**Work to complete:**
Look at the entries below and reproduce them exactly.

(Records contained in a dataset)
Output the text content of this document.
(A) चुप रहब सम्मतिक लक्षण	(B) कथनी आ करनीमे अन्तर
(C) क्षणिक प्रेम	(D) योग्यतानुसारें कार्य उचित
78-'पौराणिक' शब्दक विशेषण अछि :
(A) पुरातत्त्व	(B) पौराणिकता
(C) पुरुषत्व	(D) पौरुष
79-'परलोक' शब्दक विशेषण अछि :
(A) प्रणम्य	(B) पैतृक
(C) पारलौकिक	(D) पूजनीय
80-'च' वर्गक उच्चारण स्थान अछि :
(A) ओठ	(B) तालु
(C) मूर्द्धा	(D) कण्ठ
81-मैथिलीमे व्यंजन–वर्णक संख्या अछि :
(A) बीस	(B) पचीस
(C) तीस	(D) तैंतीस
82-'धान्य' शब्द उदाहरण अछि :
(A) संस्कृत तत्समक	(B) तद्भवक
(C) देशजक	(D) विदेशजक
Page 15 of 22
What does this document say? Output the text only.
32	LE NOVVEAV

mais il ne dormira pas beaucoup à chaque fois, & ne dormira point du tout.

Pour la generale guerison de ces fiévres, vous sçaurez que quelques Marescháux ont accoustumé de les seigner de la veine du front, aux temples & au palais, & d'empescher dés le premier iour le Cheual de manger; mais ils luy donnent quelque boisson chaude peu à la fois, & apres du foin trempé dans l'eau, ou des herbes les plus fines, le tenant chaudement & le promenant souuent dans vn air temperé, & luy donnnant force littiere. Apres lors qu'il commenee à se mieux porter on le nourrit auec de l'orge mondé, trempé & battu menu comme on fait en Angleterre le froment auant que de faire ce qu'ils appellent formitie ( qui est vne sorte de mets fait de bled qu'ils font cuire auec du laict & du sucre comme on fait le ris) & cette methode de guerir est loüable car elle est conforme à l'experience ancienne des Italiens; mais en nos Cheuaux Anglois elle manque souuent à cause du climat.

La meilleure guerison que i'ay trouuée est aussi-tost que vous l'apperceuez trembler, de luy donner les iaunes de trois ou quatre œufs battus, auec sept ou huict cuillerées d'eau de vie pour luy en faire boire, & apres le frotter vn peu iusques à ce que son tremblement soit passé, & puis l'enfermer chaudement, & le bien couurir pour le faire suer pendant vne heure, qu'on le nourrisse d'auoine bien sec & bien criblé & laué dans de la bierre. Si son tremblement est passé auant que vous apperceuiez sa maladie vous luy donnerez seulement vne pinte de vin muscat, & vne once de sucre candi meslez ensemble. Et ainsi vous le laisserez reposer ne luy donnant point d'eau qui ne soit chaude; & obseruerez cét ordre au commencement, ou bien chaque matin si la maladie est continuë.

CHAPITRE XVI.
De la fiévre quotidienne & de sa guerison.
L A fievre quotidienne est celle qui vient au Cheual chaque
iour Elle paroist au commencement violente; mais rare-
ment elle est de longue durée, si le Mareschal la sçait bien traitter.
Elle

**Response to this exercise:**
Output the text content of this document.
(A) चुप रहब सम्मतिक लक्षण	(B) कथनी आ करनीमे अन्तर
(C) क्षणिक प्रेम	(D) योग्यतानुसारें कार्य उचित
78-'पौराणिक' शब्दक विशेषण अछि :
(A) पुरातत्त्व	(B) पौराणिकता
(C) पुरुषत्व	(D) पौरुष
79-'परलोक' शब्दक विशेषण अछि :
(A) प्रणम्य	(B) पैतृक
(C) पारलौकिक	(D) पूजनीय
80-'च' वर्गक उच्चारण स्थान अछि :
(A) ओठ	(B) तालु
(C) मूर्द्धा	(D) कण्ठ
81-मैथिलीमे व्यंजन–वर्णक संख्या अछि :
(A) बीस	(B) पचीस
(C) तीस	(D) तैंतीस
82-'धान्य' शब्द उदाहरण अछि :
(A) संस्कृत तत्समक	(B) तद्भवक
(C) देशजक	(D) विदेशजक
Page 15 of 22
What does this document say? Output the text only.
32	LE NOVVEAV

mais il ne dormira pas beaucoup à chaque fois, & ne dormira point du tout.

Pour la generale guerison de ces fiévres, vous sçaurez que quelques Marescháux ont accoustumé de les seigner de la veine du front, aux temples & au palais, & d'empescher dés le premier iour le Cheual de manger; mais ils luy donnent quelque boisson chaude peu à la fois, & apres du foin trempé dans l'eau, ou des herbes les plus fines, le tenant chaudement & le promenant souuent dans vn air temperé, & luy donnnant force littiere. Apres lors qu'il commenee à se mieux porter on le nourrit auec de l'orge mondé, trempé & battu menu comme on fait en Angleterre le froment auant que de faire ce qu'ils appellent formitie ( qui est vne sorte de mets fait de bled qu'ils font cuire auec du laict & du sucre comme on fait le ris) & cette methode de guerir est loüable car elle est conforme à l'experience ancienne des Italiens; mais en nos Cheuaux Anglois elle manque souuent à cause du climat.

La meilleure guerison que i'ay trouuée est aussi-tost que vous l'apperceuez trembler, de luy donner les iaunes de trois ou quatre œufs battus, auec sept ou huict cuillerées d'eau de vie pour luy en faire boire, & apres le frotter vn peu iusques à ce que son tremblement soit passé, & puis l'enfermer chaudement, & le bien couurir pour le faire suer pendant vne heure, qu'on le nourrisse d'auoine bien sec & bien criblé & laué dans de la bierre. Si son tremblement est passé auant que vous apperceuiez sa maladie vous luy donnerez seulement vne pinte de vin muscat, & vne once de sucre candi meslez ensemble. Et ainsi vous le laisserez reposer ne luy donnant point d'eau qui ne soit chaude; & obseruerez cét ordre au commencement, ou bien chaque matin si la maladie est continuë.

CHAPITRE XVI.
De la fiévre quotidienne & de sa guerison.
L A fievre quotidienne est celle qui vient au Cheual chaque
iour Elle paroist au commencement violente; mais rare-
ment elle est de longue durée, si le Mareschal la sçait bien traitter.
Elle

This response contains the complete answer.